[YOUR GOAL] Return only the count of lines in which the word "Pacific" appears.

Extracted data entries
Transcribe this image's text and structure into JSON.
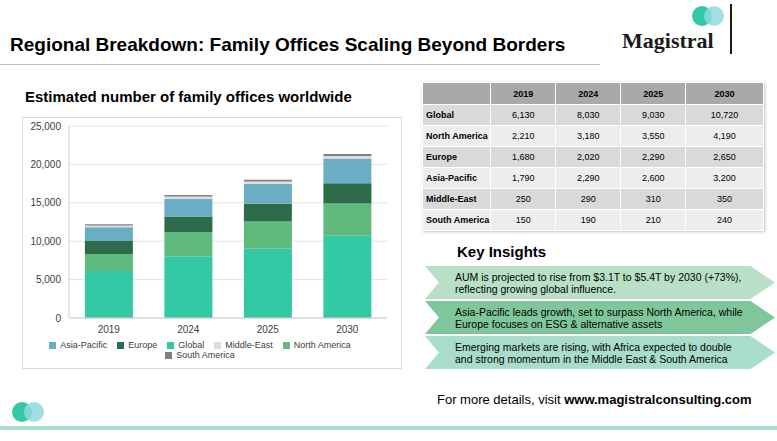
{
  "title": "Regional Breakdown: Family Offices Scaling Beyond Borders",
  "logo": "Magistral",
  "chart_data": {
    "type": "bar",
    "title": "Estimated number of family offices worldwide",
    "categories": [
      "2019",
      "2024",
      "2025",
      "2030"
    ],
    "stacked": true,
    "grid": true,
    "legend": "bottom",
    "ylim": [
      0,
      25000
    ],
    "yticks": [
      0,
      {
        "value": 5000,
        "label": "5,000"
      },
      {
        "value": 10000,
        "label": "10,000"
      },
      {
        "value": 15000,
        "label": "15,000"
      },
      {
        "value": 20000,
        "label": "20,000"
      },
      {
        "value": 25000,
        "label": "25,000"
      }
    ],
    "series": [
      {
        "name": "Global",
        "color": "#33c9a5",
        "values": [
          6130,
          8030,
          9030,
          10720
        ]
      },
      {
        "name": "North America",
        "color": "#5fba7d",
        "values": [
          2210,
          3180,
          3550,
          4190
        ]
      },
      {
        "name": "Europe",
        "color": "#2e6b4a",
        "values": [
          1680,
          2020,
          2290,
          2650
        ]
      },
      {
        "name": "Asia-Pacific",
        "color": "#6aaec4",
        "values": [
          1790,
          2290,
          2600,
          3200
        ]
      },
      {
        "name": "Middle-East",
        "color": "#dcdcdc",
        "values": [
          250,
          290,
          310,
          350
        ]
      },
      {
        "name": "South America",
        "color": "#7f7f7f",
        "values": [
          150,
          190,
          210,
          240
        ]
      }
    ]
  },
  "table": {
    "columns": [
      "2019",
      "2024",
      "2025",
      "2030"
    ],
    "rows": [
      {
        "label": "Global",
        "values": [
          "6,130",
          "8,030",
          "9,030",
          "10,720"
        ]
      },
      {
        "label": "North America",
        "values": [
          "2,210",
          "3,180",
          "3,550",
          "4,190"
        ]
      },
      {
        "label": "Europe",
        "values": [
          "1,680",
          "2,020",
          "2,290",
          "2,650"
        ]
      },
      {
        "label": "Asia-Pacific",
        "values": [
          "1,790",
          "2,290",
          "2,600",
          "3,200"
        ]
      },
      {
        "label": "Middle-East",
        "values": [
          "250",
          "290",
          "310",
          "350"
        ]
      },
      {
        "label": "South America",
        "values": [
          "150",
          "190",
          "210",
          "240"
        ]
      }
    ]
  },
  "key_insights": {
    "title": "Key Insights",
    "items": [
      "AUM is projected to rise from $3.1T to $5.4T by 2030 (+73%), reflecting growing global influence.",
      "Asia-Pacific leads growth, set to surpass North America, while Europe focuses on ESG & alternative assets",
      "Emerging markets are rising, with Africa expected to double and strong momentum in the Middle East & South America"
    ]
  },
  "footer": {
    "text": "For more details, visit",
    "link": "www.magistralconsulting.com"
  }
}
* * *
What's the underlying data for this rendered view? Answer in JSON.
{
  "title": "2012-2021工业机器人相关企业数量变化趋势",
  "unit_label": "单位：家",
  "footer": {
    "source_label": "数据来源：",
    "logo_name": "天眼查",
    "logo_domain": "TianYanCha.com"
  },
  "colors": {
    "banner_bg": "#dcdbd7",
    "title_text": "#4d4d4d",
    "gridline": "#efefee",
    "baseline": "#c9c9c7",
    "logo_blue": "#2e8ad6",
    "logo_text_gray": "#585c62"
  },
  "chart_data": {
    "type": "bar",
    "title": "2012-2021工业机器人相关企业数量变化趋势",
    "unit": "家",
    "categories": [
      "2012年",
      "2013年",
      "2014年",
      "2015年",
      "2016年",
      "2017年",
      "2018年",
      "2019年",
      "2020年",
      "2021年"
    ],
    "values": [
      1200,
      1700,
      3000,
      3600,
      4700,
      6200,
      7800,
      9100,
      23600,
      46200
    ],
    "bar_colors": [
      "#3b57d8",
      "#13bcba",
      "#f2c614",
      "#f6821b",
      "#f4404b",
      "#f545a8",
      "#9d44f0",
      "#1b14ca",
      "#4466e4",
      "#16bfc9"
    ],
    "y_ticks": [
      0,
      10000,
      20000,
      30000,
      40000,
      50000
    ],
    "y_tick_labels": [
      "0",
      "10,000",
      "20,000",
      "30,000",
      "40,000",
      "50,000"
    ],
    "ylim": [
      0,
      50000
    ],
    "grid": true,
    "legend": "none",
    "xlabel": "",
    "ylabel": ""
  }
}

[IN RESPONSE] 3